• **Extrait**:
Les chefs d’Etat et de gouvernement ont adopté la semaine dernière la nouvelle stratégie globale de l’Union européenne dans laquelle ils
estiment que le "soft power" n’est
pas suffisant. Il convient donc de renforcer les capacités en matière de défense
(comprenez le "hard power").
Le texte constate aussi que la politique de la peur met à mal les valeurs européennes et le mode de vie européen. Enfin, il propose deux grands objectifs, dont la lutte antiterroriste et trois axes d’action, notamment la sécurité par le renforcement du renseignement.
Pour mémoire, cette stratégie globale de sécurité
remplace la stratégie de sécurité extérieure (dite stratégie de sécurité) de
2003. Elle complète la stratégie de sécurité intérieure de juin 2015 (à lire sur securiteinterieure.fr : La stratégie européenne de sécurité intérieure est officiellement renouvelée pour 2015-2020 !).
Le texte faisant une quarantaine de pages, la synthèse
portera sur les thèmes en liens avec la sécurité intérieure.
La marche à suivre
Cette stratégie s'appuie sur la conception et l'ambition
d'une Union plus forte, ayant la volonté et la capacité d'apporter des
changements positifs à ses citoyens et dans le monde. Pour la traduire
rapidement en actes :
- Tout d'abord, il s’agit de réviser les stratégies
sectorielles existantes, mais aussi élaborer et mettre en œuvre de nouvelles
stratégies thématiques ou géographiques conformément aux priorités politiques
de cette stratégie.

• **Votre tâche**:
Rédigez la suite de l'extrait sur la nouvelle stratégie globale de l'Union européenne, à partir de sa dernière phrase.

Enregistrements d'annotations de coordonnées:
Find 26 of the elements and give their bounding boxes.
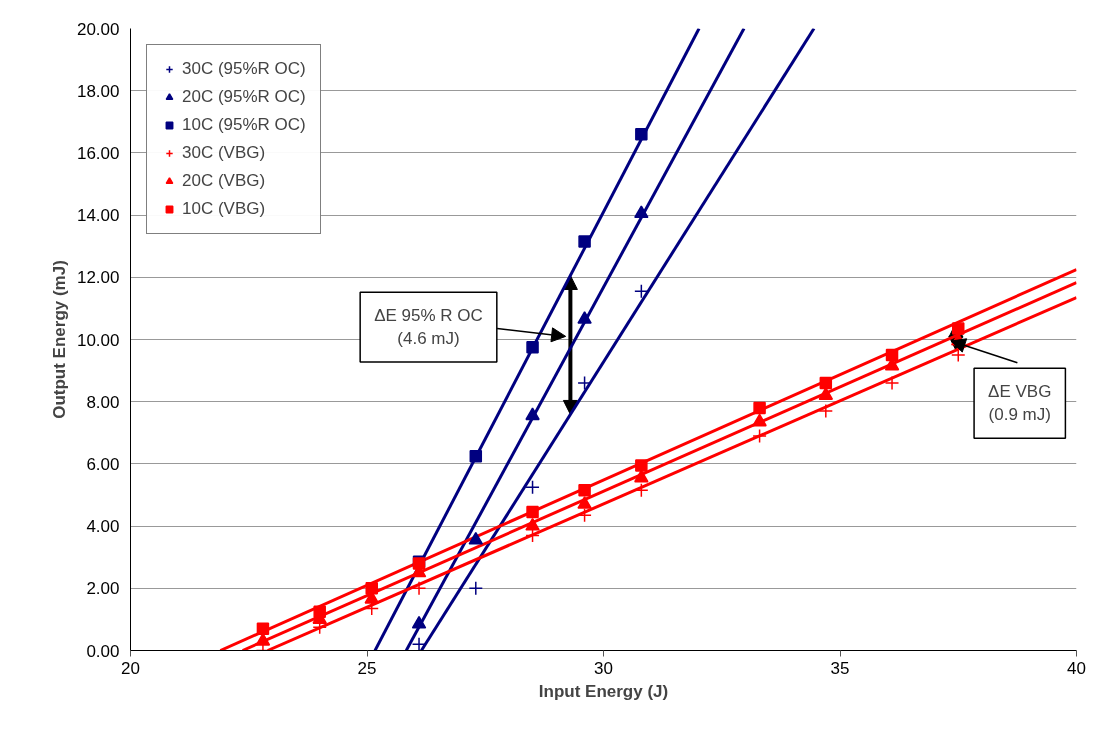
annotation: ΔE 95% R OC (4.6 mJ) bbox=[374, 306, 483, 348]
legend-label: 30C (95%R OC) bbox=[182, 59, 306, 79]
legend-label: 10C (95%R OC) bbox=[182, 115, 306, 135]
y-tick-label: 16.00 bbox=[76, 143, 120, 163]
y-tick-label: 6.00 bbox=[86, 454, 120, 474]
x-tick-label: 20 bbox=[121, 658, 140, 678]
y-tick-label: 10.00 bbox=[76, 330, 120, 350]
y-tick-label: 20.00 bbox=[76, 19, 120, 39]
x-tick-label: 30 bbox=[594, 658, 613, 678]
y-tick-label: 2.00 bbox=[86, 579, 120, 599]
x-tick-label: 25 bbox=[357, 658, 377, 678]
annotation: ΔE VBG (0.9 mJ) bbox=[988, 382, 1052, 425]
x-axis-title: Input Energy (J) bbox=[538, 681, 669, 701]
legend-label: 10C (VBG) bbox=[182, 199, 266, 219]
x-tick-label: 40 bbox=[1067, 658, 1086, 678]
y-tick-label: 18.00 bbox=[76, 81, 120, 101]
y-axis-title: Output Energy (mJ) bbox=[49, 260, 69, 419]
y-tick-label: 14.00 bbox=[76, 206, 120, 226]
y-tick-label: 0.00 bbox=[86, 641, 120, 661]
y-tick-label: 8.00 bbox=[86, 392, 120, 412]
legend-label: 30C (VBG) bbox=[182, 143, 266, 163]
legend-label: 20C (95%R OC) bbox=[182, 87, 306, 107]
y-tick-label: 12.00 bbox=[76, 268, 120, 288]
x-tick-label: 35 bbox=[830, 658, 850, 678]
legend-label: 20C (VBG) bbox=[182, 171, 266, 191]
y-tick-label: 4.00 bbox=[86, 517, 120, 537]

• **Réponse**:
Ces travaux doivent commencer par des procédures claires et des délais approuvés rapidement par tous les acteurs concernés. - Ensuite, la stratégie globale de l'Union elle-même devra faire l'objet d'un examen périodique en concertation avec le Conseil, la Commission et le Parlement européen. Il sera fait chaque année sur l'état d'avancement de la stratégie, en mettant en évidence les aspects dont la mise en œuvre doit être poursuivie. Enfin, un nouveau processus de réflexion stratégique sera lancé chaque fois que l'UE et ses États membres le jugent nécessaire pour permettre à l'Union de s'adapter au contexte du moment.
Le constat : un
monde instable
D’après la stratégie, notre époque est en proie à une crise
existentielle, tant à l'intérieur de l'Union européenne qu'à l'extérieur. L’Union
est menacée. Le projet européen, qui a amené paix, prospérité et démocratie à
des niveaux sans précédent, est mis en question. À l'est, la sécurité
européenne est mise à mal, tandis que le terrorisme et la violence font des
ravages en Afrique du Nord et au Proche-Orient, mais également au sein même de l'Europe.
Au fil des décennies, l’Union a permis à ses citoyens de
jouir d'une sécurité, d'une démocratie et d'une prospérité sans précédent. Mais
aujourd'hui, le terrorisme, les menaces hybrides, le changement climatique, la
volatilité économique et l'insécurité énergétique menacent la population et le
territoire européens.
La réponse : une
stratégie globale
La stratégie globale de l'UE concerne l'Union pour
commencer. Un niveau approprié d'ambition et d'autonomie stratégique est important
si l'on veut que l'Europe puisse promouvoir la paix et la sécurité à
l'intérieur et à l'extérieur de ses frontières. C'est pourquoi il importe d’intensifier
les efforts en matière de défense, de lutte contre le terrorisme, d'énergie et
de communications stratégiques ainsi que pour ce qui est du cyberespace. Les
États membres doivent traduire par des actes leurs engagements en matière
d'assistance mutuelle et de solidarité consacrés par les traités.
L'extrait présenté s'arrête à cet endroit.